** Goal of the exercise **
Which lines contain the word "county"? Return each of them as written.

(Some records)
★ ★ ★

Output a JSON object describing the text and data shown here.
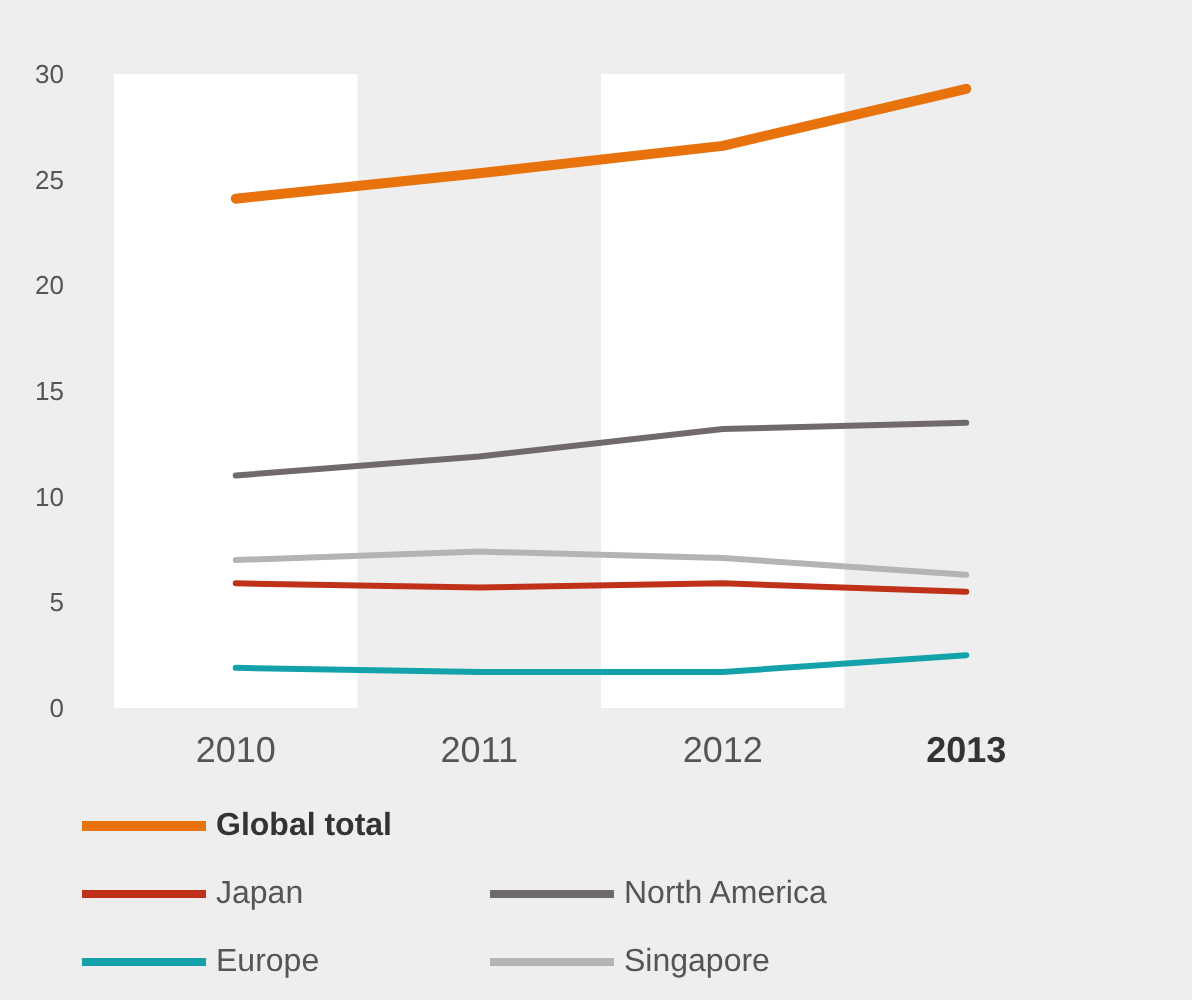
{
  "chart_data": {
    "type": "line",
    "categories": [
      "2010",
      "2011",
      "2012",
      "2013"
    ],
    "series": [
      {
        "name": "Global total",
        "color": "#e8720c",
        "values": [
          24.1,
          25.3,
          26.6,
          29.3
        ]
      },
      {
        "name": "Japan",
        "color": "#c0311a",
        "values": [
          5.9,
          5.7,
          5.9,
          5.5
        ]
      },
      {
        "name": "North America",
        "color": "#706a6b",
        "values": [
          11.0,
          11.9,
          13.2,
          13.5
        ]
      },
      {
        "name": "Europe",
        "color": "#13a2aa",
        "values": [
          1.9,
          1.7,
          1.7,
          2.5
        ]
      },
      {
        "name": "Singapore",
        "color": "#b5b4b4",
        "values": [
          7.0,
          7.4,
          7.1,
          6.3
        ]
      }
    ],
    "ylim": [
      0,
      30
    ],
    "yticks": [
      0,
      5,
      10,
      15,
      20,
      25,
      30
    ],
    "grid": false,
    "legend": "bottom",
    "marker": "none",
    "line_style": "solid",
    "bands": [
      {
        "axis": "x",
        "from": "2010",
        "to": "2010",
        "color": "#ffffff"
      },
      {
        "axis": "x",
        "from": "2012",
        "to": "2012",
        "color": "#ffffff"
      }
    ]
  }
}
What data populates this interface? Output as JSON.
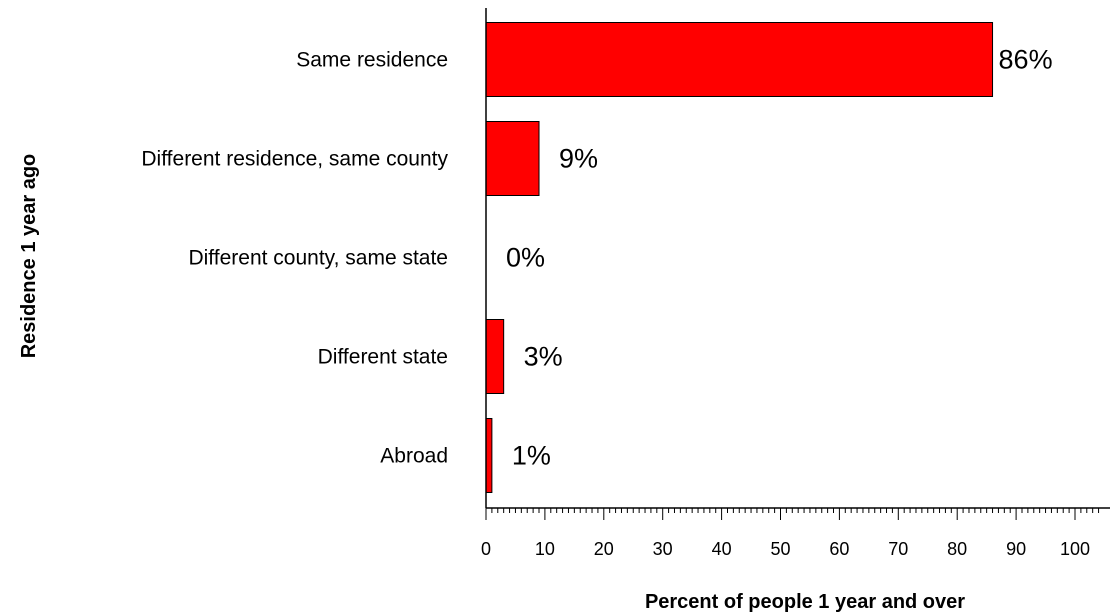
{
  "chart_data": {
    "type": "bar",
    "orientation": "horizontal",
    "categories": [
      "Same residence",
      "Different residence, same county",
      "Different county, same state",
      "Different state",
      "Abroad"
    ],
    "values": [
      86,
      9,
      0,
      3,
      1
    ],
    "value_labels": [
      "86%",
      "9%",
      "0%",
      "3%",
      "1%"
    ],
    "xlabel": "Percent of people 1 year and over",
    "ylabel": "Residence 1 year ago",
    "xlim": [
      0,
      100
    ],
    "xticks": [
      0,
      10,
      20,
      30,
      40,
      50,
      60,
      70,
      80,
      90,
      100
    ],
    "grid": false,
    "bar_color": "#ff0000"
  }
}
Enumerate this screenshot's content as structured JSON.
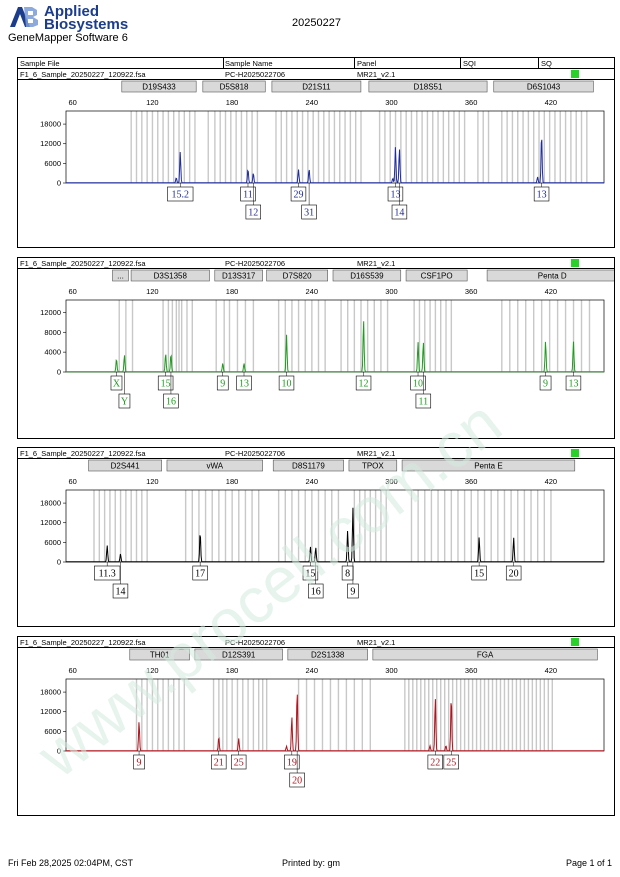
{
  "header": {
    "brand_line1": "Applied",
    "brand_line2": "Biosystems",
    "software": "GeneMapper Software 6",
    "report_date": "20250227",
    "logo_mark": "AB"
  },
  "columns": {
    "sample_file": "Sample File",
    "sample_name": "Sample Name",
    "panel": "Panel",
    "sqi": "SQI",
    "sq": "SQ"
  },
  "footer": {
    "printed_at": "Fri Feb 28,2025 02:04PM, CST",
    "printed_by": "Printed by: gm",
    "page": "Page 1 of 1"
  },
  "watermark": {
    "text": "www.procell.com.cn",
    "color": "#d4ece0"
  },
  "colors": {
    "blue": "#1f2c9c",
    "green": "#1f9c1f",
    "black": "#000000",
    "red": "#b0141e",
    "bin": "#c8c8c8",
    "quality": "#2bd12b"
  },
  "chart_data": [
    {
      "type": "line",
      "dye": "blue",
      "sample_file": "F1_6_Sample_20250227_120922.fsa",
      "sample_name": "PC-H2025022706",
      "panel": "MR21_v2.1",
      "xticks": [
        60,
        120,
        180,
        240,
        300,
        360,
        420
      ],
      "xlim": [
        55,
        460
      ],
      "yticks": [
        0,
        6000,
        12000,
        18000
      ],
      "ylim": [
        0,
        22000
      ],
      "markers": [
        {
          "name": "D19S433",
          "x1": 97,
          "x2": 153
        },
        {
          "name": "D5S818",
          "x1": 158,
          "x2": 205
        },
        {
          "name": "D21S11",
          "x1": 210,
          "x2": 277
        },
        {
          "name": "D18S51",
          "x1": 283,
          "x2": 372
        },
        {
          "name": "D6S1043",
          "x1": 377,
          "x2": 452
        }
      ],
      "bins": [
        104,
        108,
        112,
        116,
        120,
        124,
        128,
        132,
        136,
        140,
        144,
        148,
        152,
        162,
        167,
        171,
        175,
        179,
        183,
        187,
        191,
        195,
        199,
        213,
        217,
        221,
        225,
        229,
        233,
        237,
        241,
        245,
        249,
        253,
        257,
        261,
        265,
        269,
        273,
        277,
        291,
        295,
        299,
        303,
        307,
        311,
        315,
        319,
        323,
        327,
        331,
        335,
        339,
        343,
        347,
        351,
        355,
        365,
        369,
        373,
        383,
        387,
        391,
        395,
        399,
        403,
        407,
        411,
        415,
        419,
        423,
        427,
        431,
        435,
        439,
        443,
        447
      ],
      "peaks": [
        {
          "x": 141,
          "h": 9500,
          "allele": "15.2",
          "row": 0
        },
        {
          "x": 138,
          "h": 1600,
          "allele": "",
          "row": 0
        },
        {
          "x": 192,
          "h": 4200,
          "allele": "11",
          "row": 0
        },
        {
          "x": 196,
          "h": 3000,
          "allele": "12",
          "row": 1
        },
        {
          "x": 230,
          "h": 4100,
          "allele": "29",
          "row": 0
        },
        {
          "x": 238,
          "h": 4200,
          "allele": "31",
          "row": 1
        },
        {
          "x": 303,
          "h": 11000,
          "allele": "13",
          "row": 0
        },
        {
          "x": 306,
          "h": 10500,
          "allele": "14",
          "row": 1
        },
        {
          "x": 301,
          "h": 1400,
          "allele": "",
          "row": 0
        },
        {
          "x": 413,
          "h": 15000,
          "allele": "13",
          "row": 0
        },
        {
          "x": 410,
          "h": 1800,
          "allele": "",
          "row": 0
        }
      ]
    },
    {
      "type": "line",
      "dye": "green",
      "sample_file": "F1_6_Sample_20250227_120922.fsa",
      "sample_name": "PC-H2025022706",
      "panel": "MR21_v2.1",
      "xticks": [
        60,
        120,
        180,
        240,
        300,
        360,
        420
      ],
      "xlim": [
        55,
        460
      ],
      "yticks": [
        0,
        4000,
        8000,
        12000
      ],
      "ylim": [
        0,
        14500
      ],
      "markers": [
        {
          "name": "...",
          "x1": 90,
          "x2": 102
        },
        {
          "name": "D3S1358",
          "x1": 104,
          "x2": 163
        },
        {
          "name": "D13S317",
          "x1": 167,
          "x2": 203
        },
        {
          "name": "D7S820",
          "x1": 206,
          "x2": 252
        },
        {
          "name": "D16S539",
          "x1": 256,
          "x2": 307
        },
        {
          "name": "CSF1PO",
          "x1": 311,
          "x2": 357
        },
        {
          "name": "Penta D",
          "x1": 372,
          "x2": 470
        }
      ],
      "bins": [
        95,
        100,
        105,
        128,
        132,
        135,
        138,
        140,
        142,
        146,
        150,
        168,
        174,
        178,
        184,
        190,
        196,
        215,
        220,
        225,
        230,
        235,
        240,
        245,
        250,
        262,
        267,
        272,
        277,
        282,
        287,
        292,
        297,
        317,
        321,
        325,
        329,
        333,
        337,
        341,
        345,
        383,
        389,
        395,
        401,
        407,
        413,
        419,
        425,
        431,
        437,
        443,
        449
      ],
      "peaks": [
        {
          "x": 93,
          "h": 2600,
          "allele": "X",
          "row": 0
        },
        {
          "x": 99,
          "h": 3400,
          "allele": "Y",
          "row": 1
        },
        {
          "x": 130,
          "h": 3700,
          "allele": "15",
          "row": 0
        },
        {
          "x": 134,
          "h": 3600,
          "allele": "16",
          "row": 1
        },
        {
          "x": 173,
          "h": 1700,
          "allele": "9",
          "row": 0
        },
        {
          "x": 189,
          "h": 1700,
          "allele": "13",
          "row": 0
        },
        {
          "x": 221,
          "h": 7500,
          "allele": "10",
          "row": 0
        },
        {
          "x": 279,
          "h": 10500,
          "allele": "12",
          "row": 0
        },
        {
          "x": 320,
          "h": 6000,
          "allele": "10",
          "row": 0
        },
        {
          "x": 324,
          "h": 6000,
          "allele": "11",
          "row": 1
        },
        {
          "x": 416,
          "h": 6200,
          "allele": "9",
          "row": 0
        },
        {
          "x": 437,
          "h": 6100,
          "allele": "13",
          "row": 0
        }
      ]
    },
    {
      "type": "line",
      "dye": "black",
      "sample_file": "F1_6_Sample_20250227_120922.fsa",
      "sample_name": "PC-H2025022706",
      "panel": "MR21_v2.1",
      "xticks": [
        60,
        120,
        180,
        240,
        300,
        360,
        420
      ],
      "xlim": [
        55,
        460
      ],
      "yticks": [
        0,
        6000,
        12000,
        18000
      ],
      "ylim": [
        0,
        22000
      ],
      "markers": [
        {
          "name": "D2S441",
          "x1": 72,
          "x2": 127
        },
        {
          "name": "vWA",
          "x1": 131,
          "x2": 203
        },
        {
          "name": "D8S1179",
          "x1": 211,
          "x2": 264
        },
        {
          "name": "TPOX",
          "x1": 268,
          "x2": 304
        },
        {
          "name": "Penta E",
          "x1": 308,
          "x2": 438
        }
      ],
      "bins": [
        76,
        80,
        84,
        88,
        92,
        96,
        100,
        104,
        108,
        112,
        116,
        145,
        150,
        155,
        160,
        165,
        170,
        175,
        180,
        185,
        190,
        195,
        200,
        215,
        220,
        225,
        230,
        235,
        240,
        245,
        250,
        255,
        260,
        272,
        276,
        280,
        284,
        288,
        292,
        296,
        315,
        320,
        325,
        330,
        335,
        340,
        345,
        350,
        355,
        360,
        365,
        370,
        375,
        380,
        385,
        390,
        395,
        400,
        405,
        410,
        415,
        420
      ],
      "peaks": [
        {
          "x": 86,
          "h": 5000,
          "allele": "11.3",
          "row": 0
        },
        {
          "x": 96,
          "h": 2400,
          "allele": "14",
          "row": 1
        },
        {
          "x": 156,
          "h": 9200,
          "allele": "17",
          "row": 0
        },
        {
          "x": 239,
          "h": 4600,
          "allele": "15",
          "row": 0
        },
        {
          "x": 243,
          "h": 4400,
          "allele": "16",
          "row": 1
        },
        {
          "x": 267,
          "h": 9500,
          "allele": "8",
          "row": 0
        },
        {
          "x": 271,
          "h": 16500,
          "allele": "9",
          "row": 1
        },
        {
          "x": 366,
          "h": 7500,
          "allele": "15",
          "row": 0
        },
        {
          "x": 392,
          "h": 7400,
          "allele": "20",
          "row": 0
        }
      ]
    },
    {
      "type": "line",
      "dye": "red",
      "sample_file": "F1_6_Sample_20250227_120922.fsa",
      "sample_name": "PC-H2025022706",
      "panel": "MR21_v2.1",
      "xticks": [
        60,
        120,
        180,
        240,
        300,
        360,
        420
      ],
      "xlim": [
        55,
        460
      ],
      "yticks": [
        0,
        6000,
        12000,
        18000
      ],
      "ylim": [
        0,
        22000
      ],
      "markers": [
        {
          "name": "TH01",
          "x1": 103,
          "x2": 148
        },
        {
          "name": "D12S391",
          "x1": 152,
          "x2": 218
        },
        {
          "name": "D2S1338",
          "x1": 222,
          "x2": 282
        },
        {
          "name": "FGA",
          "x1": 286,
          "x2": 455
        }
      ],
      "bins": [
        108,
        112,
        116,
        120,
        124,
        128,
        132,
        136,
        140,
        144,
        166,
        170,
        173,
        176,
        180,
        184,
        188,
        192,
        196,
        200,
        203,
        206,
        230,
        236,
        242,
        248,
        254,
        260,
        266,
        272,
        278,
        284,
        310,
        313,
        316,
        319,
        322,
        325,
        328,
        331,
        334,
        337,
        340,
        343,
        346,
        349,
        352,
        355,
        358,
        361,
        364,
        367,
        370,
        373,
        376,
        379,
        382,
        385,
        388,
        391,
        394,
        397,
        400,
        403,
        406,
        409,
        412,
        415,
        418,
        421
      ],
      "peaks": [
        {
          "x": 110,
          "h": 9000,
          "allele": "9",
          "row": 0
        },
        {
          "x": 170,
          "h": 4300,
          "allele": "21",
          "row": 0
        },
        {
          "x": 185,
          "h": 3800,
          "allele": "25",
          "row": 0
        },
        {
          "x": 225,
          "h": 10500,
          "allele": "19",
          "row": 0
        },
        {
          "x": 229,
          "h": 18500,
          "allele": "20",
          "row": 1
        },
        {
          "x": 221,
          "h": 1400,
          "allele": "",
          "row": 0
        },
        {
          "x": 333,
          "h": 16300,
          "allele": "22",
          "row": 0
        },
        {
          "x": 345,
          "h": 16600,
          "allele": "25",
          "row": 0
        },
        {
          "x": 329,
          "h": 1500,
          "allele": "",
          "row": 0
        },
        {
          "x": 341,
          "h": 1600,
          "allele": "",
          "row": 0
        }
      ]
    }
  ]
}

★ ★ ★

** Output of the exercise **
      "Different residence, same county",
      "Different county, same state",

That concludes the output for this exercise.